## [PROBLEM]
Counting only lines that hold "Antwort", give the total and nothing more.

## [DATA EXTRACT]
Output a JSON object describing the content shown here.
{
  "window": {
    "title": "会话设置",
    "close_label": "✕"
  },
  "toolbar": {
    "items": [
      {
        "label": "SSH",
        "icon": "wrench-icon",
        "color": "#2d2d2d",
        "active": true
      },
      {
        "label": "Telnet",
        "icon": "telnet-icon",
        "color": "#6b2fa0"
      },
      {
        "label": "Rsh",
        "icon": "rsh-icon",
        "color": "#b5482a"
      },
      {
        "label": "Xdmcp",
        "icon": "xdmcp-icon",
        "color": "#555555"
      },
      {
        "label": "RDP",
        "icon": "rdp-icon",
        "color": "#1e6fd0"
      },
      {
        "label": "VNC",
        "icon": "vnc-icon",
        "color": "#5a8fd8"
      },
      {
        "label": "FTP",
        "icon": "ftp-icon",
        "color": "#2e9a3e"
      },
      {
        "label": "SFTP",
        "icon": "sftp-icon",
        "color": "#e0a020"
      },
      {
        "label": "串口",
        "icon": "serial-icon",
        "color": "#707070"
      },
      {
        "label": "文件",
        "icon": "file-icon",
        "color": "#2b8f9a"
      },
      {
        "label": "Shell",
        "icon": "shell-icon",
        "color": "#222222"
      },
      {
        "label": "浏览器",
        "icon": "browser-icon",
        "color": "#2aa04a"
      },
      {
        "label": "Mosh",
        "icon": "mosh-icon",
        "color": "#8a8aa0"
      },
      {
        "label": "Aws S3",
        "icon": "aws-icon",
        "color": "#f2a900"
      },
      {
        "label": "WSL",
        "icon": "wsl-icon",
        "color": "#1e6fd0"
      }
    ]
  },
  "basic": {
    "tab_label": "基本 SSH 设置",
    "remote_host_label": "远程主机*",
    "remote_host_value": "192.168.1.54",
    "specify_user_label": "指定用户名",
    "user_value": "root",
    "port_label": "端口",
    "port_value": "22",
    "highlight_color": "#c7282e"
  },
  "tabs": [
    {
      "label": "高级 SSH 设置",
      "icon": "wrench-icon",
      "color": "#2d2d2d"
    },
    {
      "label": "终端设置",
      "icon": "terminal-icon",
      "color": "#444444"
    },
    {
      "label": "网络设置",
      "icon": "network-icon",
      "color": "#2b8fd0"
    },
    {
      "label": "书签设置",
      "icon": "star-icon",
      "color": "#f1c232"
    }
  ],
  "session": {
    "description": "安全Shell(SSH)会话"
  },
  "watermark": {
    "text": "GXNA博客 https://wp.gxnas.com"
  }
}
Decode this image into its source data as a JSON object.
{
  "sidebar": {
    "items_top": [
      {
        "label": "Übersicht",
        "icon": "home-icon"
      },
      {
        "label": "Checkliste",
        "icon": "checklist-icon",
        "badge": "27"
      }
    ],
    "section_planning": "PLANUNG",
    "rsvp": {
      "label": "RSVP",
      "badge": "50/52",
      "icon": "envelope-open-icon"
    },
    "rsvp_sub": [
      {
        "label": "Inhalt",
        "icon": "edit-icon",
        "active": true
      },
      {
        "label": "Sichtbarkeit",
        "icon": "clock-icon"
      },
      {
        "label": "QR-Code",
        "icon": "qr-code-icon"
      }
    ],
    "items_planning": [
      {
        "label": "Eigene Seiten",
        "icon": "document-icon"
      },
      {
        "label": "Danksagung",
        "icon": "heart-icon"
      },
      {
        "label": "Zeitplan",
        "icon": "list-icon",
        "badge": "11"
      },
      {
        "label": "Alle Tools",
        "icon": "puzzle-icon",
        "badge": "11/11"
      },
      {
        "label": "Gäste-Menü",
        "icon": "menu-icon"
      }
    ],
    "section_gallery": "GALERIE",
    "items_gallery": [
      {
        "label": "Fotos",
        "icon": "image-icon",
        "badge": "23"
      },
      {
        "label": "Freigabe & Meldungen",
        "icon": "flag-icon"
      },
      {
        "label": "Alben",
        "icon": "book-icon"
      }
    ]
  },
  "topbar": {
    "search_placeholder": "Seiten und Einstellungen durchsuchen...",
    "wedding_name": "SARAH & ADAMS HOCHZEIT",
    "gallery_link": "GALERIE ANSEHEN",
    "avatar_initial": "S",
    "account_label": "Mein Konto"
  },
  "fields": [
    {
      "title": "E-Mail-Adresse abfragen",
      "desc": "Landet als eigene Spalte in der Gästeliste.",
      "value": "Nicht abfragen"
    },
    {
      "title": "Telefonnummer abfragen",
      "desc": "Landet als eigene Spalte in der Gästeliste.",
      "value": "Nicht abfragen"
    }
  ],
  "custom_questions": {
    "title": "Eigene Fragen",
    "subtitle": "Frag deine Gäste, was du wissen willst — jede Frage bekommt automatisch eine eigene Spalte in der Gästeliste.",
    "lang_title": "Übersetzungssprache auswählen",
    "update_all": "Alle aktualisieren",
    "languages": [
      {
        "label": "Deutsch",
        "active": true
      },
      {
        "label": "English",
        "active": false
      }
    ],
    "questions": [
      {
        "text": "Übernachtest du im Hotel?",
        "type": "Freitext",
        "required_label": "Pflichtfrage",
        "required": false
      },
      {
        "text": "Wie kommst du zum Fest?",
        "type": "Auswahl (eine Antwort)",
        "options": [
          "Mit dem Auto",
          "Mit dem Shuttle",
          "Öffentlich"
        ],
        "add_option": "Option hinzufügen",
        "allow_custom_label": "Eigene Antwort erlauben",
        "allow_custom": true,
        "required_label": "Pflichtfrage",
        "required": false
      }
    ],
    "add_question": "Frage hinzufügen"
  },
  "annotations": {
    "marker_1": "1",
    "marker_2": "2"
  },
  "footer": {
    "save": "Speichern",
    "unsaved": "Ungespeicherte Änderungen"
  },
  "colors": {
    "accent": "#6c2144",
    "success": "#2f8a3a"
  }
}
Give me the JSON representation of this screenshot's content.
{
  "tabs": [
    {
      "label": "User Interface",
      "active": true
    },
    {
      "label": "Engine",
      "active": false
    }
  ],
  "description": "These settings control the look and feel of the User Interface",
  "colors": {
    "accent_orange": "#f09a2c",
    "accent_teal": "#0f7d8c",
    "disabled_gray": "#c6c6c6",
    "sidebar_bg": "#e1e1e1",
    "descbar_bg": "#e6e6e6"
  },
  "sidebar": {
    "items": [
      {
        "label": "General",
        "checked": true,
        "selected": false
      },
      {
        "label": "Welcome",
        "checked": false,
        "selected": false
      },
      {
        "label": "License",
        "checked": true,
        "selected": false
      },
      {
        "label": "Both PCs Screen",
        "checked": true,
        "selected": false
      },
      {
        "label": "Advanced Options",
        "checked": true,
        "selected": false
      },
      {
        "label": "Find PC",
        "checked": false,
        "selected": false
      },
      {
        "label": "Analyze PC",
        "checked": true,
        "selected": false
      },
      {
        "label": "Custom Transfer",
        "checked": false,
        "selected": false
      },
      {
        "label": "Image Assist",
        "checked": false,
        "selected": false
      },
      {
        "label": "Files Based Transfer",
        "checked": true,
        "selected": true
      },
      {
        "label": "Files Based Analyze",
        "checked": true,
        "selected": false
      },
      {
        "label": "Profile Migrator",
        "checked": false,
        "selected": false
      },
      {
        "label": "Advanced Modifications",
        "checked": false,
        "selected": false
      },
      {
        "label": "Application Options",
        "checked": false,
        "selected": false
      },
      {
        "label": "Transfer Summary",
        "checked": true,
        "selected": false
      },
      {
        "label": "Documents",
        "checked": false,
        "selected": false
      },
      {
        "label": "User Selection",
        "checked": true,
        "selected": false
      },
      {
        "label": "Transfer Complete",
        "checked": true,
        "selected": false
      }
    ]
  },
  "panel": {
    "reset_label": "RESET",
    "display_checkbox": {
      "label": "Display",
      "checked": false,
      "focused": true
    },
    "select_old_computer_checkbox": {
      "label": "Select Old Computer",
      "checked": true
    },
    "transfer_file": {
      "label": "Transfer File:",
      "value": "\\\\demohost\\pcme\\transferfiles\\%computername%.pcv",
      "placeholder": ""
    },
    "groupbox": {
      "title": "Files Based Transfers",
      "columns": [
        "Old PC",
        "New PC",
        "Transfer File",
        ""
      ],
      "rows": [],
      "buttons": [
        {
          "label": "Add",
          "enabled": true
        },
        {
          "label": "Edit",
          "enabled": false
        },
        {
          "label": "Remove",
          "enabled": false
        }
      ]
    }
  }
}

## [WORKED ANSWER]
2